Supplied material:
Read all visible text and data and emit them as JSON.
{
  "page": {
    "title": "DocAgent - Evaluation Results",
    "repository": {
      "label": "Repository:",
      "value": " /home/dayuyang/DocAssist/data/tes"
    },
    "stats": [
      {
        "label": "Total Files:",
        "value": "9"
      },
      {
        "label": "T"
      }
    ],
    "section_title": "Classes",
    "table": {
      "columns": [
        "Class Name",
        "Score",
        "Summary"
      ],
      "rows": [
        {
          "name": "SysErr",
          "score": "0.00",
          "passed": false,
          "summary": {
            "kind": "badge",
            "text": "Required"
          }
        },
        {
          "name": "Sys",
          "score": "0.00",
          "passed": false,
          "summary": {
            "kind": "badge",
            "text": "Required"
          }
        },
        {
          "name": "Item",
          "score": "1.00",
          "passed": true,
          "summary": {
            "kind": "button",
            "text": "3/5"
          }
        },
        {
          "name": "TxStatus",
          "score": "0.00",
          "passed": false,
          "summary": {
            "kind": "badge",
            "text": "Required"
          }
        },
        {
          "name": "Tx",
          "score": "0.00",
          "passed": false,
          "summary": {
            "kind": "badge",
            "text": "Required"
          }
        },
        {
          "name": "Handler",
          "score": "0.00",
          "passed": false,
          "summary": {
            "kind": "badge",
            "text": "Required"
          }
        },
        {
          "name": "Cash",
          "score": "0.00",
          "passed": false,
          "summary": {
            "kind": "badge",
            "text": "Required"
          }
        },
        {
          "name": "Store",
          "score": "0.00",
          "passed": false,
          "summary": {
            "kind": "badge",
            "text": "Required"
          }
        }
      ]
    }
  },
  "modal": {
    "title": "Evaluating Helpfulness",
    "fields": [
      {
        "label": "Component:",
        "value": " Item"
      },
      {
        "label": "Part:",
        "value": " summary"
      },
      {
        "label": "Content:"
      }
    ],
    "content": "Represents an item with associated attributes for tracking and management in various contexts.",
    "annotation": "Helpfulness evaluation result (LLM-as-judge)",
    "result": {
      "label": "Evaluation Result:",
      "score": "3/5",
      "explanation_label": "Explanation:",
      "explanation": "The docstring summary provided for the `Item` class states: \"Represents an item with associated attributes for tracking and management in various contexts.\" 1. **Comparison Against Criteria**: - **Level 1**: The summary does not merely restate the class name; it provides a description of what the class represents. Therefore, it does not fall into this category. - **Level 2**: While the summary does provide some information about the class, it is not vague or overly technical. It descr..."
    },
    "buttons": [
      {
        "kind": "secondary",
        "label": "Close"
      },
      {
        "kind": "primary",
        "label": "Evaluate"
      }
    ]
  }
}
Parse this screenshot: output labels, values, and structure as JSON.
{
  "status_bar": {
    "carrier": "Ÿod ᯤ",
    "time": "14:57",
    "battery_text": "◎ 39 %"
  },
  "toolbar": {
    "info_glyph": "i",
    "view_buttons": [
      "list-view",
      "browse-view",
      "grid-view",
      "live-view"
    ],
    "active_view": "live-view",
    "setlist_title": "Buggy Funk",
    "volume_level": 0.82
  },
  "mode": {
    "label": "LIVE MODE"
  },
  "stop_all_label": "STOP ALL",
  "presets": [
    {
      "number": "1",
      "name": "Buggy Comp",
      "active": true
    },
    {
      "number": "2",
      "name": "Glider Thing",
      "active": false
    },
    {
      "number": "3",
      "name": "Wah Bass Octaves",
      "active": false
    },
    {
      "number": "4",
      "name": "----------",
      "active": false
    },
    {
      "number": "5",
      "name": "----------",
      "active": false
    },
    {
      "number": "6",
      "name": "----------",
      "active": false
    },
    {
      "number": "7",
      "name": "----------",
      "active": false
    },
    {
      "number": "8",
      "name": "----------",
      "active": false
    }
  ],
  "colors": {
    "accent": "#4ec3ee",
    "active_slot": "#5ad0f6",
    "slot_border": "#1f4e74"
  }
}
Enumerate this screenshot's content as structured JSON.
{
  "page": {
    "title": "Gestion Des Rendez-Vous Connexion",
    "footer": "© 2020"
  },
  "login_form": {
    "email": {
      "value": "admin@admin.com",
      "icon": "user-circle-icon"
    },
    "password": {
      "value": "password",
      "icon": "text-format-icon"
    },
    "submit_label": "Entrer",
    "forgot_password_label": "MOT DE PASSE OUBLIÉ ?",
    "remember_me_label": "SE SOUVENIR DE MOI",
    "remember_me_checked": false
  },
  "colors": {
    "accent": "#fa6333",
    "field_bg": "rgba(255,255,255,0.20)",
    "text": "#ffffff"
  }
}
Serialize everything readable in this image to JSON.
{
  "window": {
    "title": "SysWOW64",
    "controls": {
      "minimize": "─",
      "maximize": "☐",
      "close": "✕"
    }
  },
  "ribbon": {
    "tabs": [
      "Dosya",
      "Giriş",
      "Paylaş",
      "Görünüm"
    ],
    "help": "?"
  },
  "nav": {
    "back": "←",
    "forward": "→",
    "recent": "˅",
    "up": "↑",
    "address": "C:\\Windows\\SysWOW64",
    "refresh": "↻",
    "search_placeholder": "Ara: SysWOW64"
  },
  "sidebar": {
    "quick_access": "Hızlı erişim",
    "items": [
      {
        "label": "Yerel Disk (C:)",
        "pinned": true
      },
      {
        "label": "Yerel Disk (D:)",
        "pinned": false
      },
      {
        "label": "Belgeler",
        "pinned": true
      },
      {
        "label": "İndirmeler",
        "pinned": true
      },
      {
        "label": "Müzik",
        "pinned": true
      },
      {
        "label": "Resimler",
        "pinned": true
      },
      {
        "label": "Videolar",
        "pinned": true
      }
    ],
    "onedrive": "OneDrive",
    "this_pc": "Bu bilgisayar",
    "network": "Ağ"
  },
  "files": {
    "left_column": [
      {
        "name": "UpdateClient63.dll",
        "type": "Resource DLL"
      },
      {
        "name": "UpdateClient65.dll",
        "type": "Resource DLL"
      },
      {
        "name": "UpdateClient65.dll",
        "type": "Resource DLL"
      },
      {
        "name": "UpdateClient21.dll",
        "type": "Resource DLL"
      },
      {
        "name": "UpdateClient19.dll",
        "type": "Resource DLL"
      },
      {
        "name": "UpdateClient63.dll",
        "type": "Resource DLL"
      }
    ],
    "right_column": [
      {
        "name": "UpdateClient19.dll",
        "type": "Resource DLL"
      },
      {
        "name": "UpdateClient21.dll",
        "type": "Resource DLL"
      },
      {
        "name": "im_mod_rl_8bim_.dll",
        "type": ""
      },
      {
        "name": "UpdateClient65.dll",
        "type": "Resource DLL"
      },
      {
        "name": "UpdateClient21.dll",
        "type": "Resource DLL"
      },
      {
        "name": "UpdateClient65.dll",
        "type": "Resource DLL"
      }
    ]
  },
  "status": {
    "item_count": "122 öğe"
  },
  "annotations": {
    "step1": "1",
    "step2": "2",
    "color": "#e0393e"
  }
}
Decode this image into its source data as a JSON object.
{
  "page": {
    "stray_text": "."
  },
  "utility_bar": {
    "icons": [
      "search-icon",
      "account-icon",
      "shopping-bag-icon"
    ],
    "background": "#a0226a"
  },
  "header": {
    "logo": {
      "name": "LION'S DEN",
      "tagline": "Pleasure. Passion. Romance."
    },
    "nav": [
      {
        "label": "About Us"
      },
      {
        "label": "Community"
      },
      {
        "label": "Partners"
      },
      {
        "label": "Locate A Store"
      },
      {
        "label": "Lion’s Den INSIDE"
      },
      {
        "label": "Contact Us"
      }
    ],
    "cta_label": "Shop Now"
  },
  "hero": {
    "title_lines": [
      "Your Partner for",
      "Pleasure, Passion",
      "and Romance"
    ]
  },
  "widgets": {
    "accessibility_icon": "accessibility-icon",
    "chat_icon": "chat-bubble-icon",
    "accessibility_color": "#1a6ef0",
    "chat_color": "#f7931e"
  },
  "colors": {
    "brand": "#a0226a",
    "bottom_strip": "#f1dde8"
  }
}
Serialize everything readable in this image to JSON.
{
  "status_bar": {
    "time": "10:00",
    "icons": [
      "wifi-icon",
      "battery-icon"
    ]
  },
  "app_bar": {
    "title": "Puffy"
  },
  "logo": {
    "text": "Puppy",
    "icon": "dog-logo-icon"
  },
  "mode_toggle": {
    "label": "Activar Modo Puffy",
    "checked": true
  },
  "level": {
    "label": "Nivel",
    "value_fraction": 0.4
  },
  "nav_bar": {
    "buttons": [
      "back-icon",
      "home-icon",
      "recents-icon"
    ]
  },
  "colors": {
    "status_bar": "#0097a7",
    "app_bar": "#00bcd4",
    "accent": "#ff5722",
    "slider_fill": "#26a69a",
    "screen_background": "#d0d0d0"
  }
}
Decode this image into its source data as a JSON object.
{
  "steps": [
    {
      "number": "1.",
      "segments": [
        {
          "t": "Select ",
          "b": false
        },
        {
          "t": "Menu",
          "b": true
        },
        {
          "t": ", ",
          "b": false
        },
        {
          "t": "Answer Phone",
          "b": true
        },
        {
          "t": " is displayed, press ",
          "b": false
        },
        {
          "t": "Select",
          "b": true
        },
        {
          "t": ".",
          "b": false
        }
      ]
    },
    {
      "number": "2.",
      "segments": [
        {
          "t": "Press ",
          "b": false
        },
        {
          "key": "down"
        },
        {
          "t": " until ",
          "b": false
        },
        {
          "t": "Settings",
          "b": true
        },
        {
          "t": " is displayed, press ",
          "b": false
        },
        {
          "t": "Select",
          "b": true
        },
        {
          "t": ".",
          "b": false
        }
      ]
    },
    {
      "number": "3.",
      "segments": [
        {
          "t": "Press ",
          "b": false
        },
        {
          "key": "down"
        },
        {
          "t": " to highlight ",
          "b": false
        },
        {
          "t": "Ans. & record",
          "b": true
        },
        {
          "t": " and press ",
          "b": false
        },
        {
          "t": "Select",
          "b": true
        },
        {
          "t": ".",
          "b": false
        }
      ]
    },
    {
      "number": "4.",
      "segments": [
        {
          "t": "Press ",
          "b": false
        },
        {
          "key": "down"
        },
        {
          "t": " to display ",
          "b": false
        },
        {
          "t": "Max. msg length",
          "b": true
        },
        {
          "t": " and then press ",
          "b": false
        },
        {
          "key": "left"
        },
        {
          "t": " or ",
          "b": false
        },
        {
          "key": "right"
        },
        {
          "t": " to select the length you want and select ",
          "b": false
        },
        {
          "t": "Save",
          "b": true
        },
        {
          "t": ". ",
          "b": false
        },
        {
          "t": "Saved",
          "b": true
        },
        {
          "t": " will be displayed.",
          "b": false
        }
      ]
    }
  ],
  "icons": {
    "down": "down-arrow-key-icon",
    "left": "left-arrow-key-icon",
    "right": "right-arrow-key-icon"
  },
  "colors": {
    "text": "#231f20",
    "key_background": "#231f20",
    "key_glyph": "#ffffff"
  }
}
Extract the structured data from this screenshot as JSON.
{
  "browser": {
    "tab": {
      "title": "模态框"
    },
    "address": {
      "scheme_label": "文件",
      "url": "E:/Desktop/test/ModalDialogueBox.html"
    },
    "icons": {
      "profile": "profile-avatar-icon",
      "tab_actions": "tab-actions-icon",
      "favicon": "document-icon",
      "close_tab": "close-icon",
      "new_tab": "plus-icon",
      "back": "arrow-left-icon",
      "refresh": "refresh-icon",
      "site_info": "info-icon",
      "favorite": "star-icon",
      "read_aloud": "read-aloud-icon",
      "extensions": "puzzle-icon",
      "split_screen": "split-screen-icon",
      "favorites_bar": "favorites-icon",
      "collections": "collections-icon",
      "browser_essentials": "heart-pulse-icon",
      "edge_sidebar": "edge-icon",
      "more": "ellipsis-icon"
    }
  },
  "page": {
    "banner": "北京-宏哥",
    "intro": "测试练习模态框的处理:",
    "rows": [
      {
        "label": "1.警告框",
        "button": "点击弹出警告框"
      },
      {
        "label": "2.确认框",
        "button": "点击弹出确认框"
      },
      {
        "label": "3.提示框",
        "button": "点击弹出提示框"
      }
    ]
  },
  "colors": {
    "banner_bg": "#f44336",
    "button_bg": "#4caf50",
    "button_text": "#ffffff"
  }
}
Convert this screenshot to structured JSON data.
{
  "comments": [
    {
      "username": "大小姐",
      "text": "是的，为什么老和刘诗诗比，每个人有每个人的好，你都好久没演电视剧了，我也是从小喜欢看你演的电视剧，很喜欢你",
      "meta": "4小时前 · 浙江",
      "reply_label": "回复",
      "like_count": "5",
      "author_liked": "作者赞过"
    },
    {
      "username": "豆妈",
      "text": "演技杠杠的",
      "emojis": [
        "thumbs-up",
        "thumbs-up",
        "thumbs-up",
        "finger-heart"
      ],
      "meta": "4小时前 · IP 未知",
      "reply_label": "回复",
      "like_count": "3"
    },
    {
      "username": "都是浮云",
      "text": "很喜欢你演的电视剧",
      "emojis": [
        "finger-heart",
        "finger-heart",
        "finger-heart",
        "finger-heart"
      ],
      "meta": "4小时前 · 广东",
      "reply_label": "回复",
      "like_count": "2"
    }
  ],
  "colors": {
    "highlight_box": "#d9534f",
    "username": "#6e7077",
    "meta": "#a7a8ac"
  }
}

Your instructions: Each line that has the word "data" should be copied.

Response to the task:
Read all visible text and data and emit them as JSON.
      "value": " /home/dayuyang/DocAssist/data/tes"
Decode this image into its source data as a JSON object.
Decode this image into its source data as a JSON object.
Extract the structured data from this screenshot as JSON.
Convert this screenshot to structured JSON data.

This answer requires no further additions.